### What you need to do
Reproduce all of the data that follows, character for character.

------------

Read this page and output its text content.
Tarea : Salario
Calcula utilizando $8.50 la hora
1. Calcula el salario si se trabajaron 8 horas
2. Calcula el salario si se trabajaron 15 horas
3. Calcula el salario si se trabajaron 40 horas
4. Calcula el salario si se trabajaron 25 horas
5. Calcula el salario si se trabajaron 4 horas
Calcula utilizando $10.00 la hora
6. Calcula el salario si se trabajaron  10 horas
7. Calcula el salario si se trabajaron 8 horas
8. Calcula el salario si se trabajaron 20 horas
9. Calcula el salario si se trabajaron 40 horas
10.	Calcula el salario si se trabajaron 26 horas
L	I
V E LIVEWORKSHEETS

------------

### Full output
Read this page and output its text content.
Tarea : Salario
Calcula utilizando $8.50 la hora
1. Calcula el salario si se trabajaron 8 horas
2. Calcula el salario si se trabajaron 15 horas
3. Calcula el salario si se trabajaron 40 horas
4. Calcula el salario si se trabajaron 25 horas
5. Calcula el salario si se trabajaron 4 horas
Calcula utilizando $10.00 la hora
6. Calcula el salario si se trabajaron  10 horas
7. Calcula el salario si se trabajaron 8 horas
8. Calcula el salario si se trabajaron 20 horas
9. Calcula el salario si se trabajaron 40 horas
10.	Calcula el salario si se trabajaron 26 horas
L	I
V E LIVEWORKSHEETS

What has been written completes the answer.